Copy out the following data verbatim, every line, without changing any of it.

--- BEGIN ---

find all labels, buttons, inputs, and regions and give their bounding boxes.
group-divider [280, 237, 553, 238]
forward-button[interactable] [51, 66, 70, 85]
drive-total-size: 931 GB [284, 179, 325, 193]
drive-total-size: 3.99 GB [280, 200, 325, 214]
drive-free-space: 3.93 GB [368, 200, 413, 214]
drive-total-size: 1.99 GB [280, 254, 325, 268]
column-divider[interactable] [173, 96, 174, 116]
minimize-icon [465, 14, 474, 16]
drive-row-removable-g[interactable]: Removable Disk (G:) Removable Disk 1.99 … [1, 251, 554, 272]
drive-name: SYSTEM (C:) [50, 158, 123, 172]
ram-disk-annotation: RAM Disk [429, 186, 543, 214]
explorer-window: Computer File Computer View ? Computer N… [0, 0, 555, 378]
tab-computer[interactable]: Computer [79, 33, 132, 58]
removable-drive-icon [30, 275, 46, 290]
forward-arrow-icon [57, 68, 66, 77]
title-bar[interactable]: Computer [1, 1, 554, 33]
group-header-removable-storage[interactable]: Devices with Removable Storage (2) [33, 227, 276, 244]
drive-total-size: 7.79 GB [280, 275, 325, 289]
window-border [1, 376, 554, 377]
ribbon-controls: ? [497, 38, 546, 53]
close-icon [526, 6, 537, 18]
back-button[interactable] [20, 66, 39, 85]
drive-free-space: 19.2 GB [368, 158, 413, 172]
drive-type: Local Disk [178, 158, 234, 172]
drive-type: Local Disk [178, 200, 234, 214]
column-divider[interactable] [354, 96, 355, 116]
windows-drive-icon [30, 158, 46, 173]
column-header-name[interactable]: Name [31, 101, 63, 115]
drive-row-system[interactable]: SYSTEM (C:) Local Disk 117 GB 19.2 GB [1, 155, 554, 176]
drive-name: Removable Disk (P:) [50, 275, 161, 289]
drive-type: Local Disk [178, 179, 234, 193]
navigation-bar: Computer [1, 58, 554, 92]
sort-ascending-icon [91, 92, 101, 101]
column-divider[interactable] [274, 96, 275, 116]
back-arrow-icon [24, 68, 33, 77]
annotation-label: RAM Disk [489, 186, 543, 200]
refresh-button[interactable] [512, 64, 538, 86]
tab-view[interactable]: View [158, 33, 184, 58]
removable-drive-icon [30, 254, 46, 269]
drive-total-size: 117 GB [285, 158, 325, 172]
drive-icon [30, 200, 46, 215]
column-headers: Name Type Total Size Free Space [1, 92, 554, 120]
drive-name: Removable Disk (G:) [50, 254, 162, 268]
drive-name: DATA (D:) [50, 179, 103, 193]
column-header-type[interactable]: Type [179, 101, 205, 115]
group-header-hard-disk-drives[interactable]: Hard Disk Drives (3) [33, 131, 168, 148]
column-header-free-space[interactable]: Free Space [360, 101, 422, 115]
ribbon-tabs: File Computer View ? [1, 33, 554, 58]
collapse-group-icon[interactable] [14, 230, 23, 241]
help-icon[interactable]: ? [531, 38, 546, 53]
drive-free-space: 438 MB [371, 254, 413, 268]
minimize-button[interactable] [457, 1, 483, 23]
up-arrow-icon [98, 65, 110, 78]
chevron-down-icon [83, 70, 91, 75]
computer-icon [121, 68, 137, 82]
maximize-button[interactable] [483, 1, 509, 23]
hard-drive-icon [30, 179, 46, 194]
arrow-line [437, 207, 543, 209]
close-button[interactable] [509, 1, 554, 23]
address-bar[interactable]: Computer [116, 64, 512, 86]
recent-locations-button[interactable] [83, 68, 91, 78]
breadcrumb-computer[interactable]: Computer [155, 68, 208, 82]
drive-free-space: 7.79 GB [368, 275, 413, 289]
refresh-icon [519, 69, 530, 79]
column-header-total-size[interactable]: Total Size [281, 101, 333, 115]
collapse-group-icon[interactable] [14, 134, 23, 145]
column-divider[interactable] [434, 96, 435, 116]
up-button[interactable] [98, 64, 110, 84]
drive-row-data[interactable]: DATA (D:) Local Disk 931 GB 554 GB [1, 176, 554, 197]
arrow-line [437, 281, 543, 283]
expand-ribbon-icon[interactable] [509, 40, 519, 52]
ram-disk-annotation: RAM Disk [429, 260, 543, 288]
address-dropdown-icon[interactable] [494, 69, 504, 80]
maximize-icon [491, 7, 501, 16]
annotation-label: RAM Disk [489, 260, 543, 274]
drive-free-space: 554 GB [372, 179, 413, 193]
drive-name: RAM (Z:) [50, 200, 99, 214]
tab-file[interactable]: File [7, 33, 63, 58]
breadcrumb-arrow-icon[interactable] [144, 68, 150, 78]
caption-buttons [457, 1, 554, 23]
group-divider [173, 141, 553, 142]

--- END ---

TASK SOLUTION:
find all labels, buttons, inputs, and regions and give their bounding boxes.
group-divider [280, 237, 553, 238]
forward-button[interactable] [51, 66, 70, 85]
drive-total-size: 931 GB [284, 179, 325, 193]
drive-total-size: 3.99 GB [280, 200, 325, 214]
drive-free-space: 3.93 GB [368, 200, 413, 214]
drive-total-size: 1.99 GB [280, 254, 325, 268]
column-divider[interactable] [173, 96, 174, 116]
minimize-icon [465, 14, 474, 16]
drive-row-removable-g[interactable]: Removable Disk (G:) Removable Disk 1.99 … [1, 251, 554, 272]
drive-name: SYSTEM (C:) [50, 158, 123, 172]
ram-disk-annotation: RAM Disk [429, 186, 543, 214]
explorer-window: Computer File Computer View ? Computer N… [0, 0, 555, 378]
tab-computer[interactable]: Computer [79, 33, 132, 58]
removable-drive-icon [30, 275, 46, 290]
forward-arrow-icon [57, 68, 66, 77]
title-bar[interactable]: Computer [1, 1, 554, 33]
group-header-removable-storage[interactable]: Devices with Removable Storage (2) [33, 227, 276, 244]
drive-total-size: 7.79 GB [280, 275, 325, 289]
window-border [1, 376, 554, 377]
ribbon-controls: ? [497, 38, 546, 53]
close-icon [526, 6, 537, 18]
back-button[interactable] [20, 66, 39, 85]
drive-free-space: 19.2 GB [368, 158, 413, 172]
drive-type: Local Disk [178, 158, 234, 172]
drive-type: Local Disk [178, 200, 234, 214]
column-divider[interactable] [354, 96, 355, 116]
windows-drive-icon [30, 158, 46, 173]
column-header-name[interactable]: Name [31, 101, 63, 115]
drive-row-system[interactable]: SYSTEM (C:) Local Disk 117 GB 19.2 GB [1, 155, 554, 176]
drive-name: Removable Disk (P:) [50, 275, 161, 289]
drive-type: Local Disk [178, 179, 234, 193]
navigation-bar: Computer [1, 58, 554, 92]
sort-ascending-icon [91, 92, 101, 101]
column-divider[interactable] [274, 96, 275, 116]
back-arrow-icon [24, 68, 33, 77]
annotation-label: RAM Disk [489, 186, 543, 200]
refresh-button[interactable] [512, 64, 538, 86]
tab-view[interactable]: View [158, 33, 184, 58]
removable-drive-icon [30, 254, 46, 269]
drive-total-size: 117 GB [285, 158, 325, 172]
drive-icon [30, 200, 46, 215]
column-headers: Name Type Total Size Free Space [1, 92, 554, 120]
drive-name: Removable Disk (G:) [50, 254, 162, 268]
drive-name: DATA (D:) [50, 179, 103, 193]
column-header-type[interactable]: Type [179, 101, 205, 115]
group-header-hard-disk-drives[interactable]: Hard Disk Drives (3) [33, 131, 168, 148]
column-header-free-space[interactable]: Free Space [360, 101, 422, 115]
ribbon-tabs: File Computer View ? [1, 33, 554, 58]
collapse-group-icon[interactable] [14, 230, 23, 241]
help-icon[interactable]: ? [531, 38, 546, 53]
drive-free-space: 438 MB [371, 254, 413, 268]
minimize-button[interactable] [457, 1, 483, 23]
up-arrow-icon [98, 65, 110, 78]
chevron-down-icon [83, 70, 91, 75]
computer-icon [121, 68, 137, 82]
maximize-button[interactable] [483, 1, 509, 23]
hard-drive-icon [30, 179, 46, 194]
arrow-line [437, 207, 543, 209]
close-button[interactable] [509, 1, 554, 23]
address-bar[interactable]: Computer [116, 64, 512, 86]
recent-locations-button[interactable] [83, 68, 91, 78]
breadcrumb-computer[interactable]: Computer [155, 68, 208, 82]
drive-free-space: 7.79 GB [368, 275, 413, 289]
refresh-icon [519, 69, 530, 79]
column-header-total-size[interactable]: Total Size [281, 101, 333, 115]
collapse-group-icon[interactable] [14, 134, 23, 145]
column-divider[interactable] [434, 96, 435, 116]
up-button[interactable] [98, 64, 110, 84]
drive-row-data[interactable]: DATA (D:) Local Disk 931 GB 554 GB [1, 176, 554, 197]
arrow-line [437, 281, 543, 283]
expand-ribbon-icon[interactable] [509, 40, 519, 52]
ram-disk-annotation: RAM Disk [429, 260, 543, 288]
address-dropdown-icon[interactable] [494, 69, 504, 80]
maximize-icon [491, 7, 501, 16]
annotation-label: RAM Disk [489, 260, 543, 274]
drive-free-space: 554 GB [372, 179, 413, 193]
drive-name: RAM (Z:) [50, 200, 99, 214]
tab-file[interactable]: File [7, 33, 63, 58]
breadcrumb-arrow-icon[interactable] [144, 68, 150, 78]
caption-buttons [457, 1, 554, 23]
group-divider [173, 141, 553, 142]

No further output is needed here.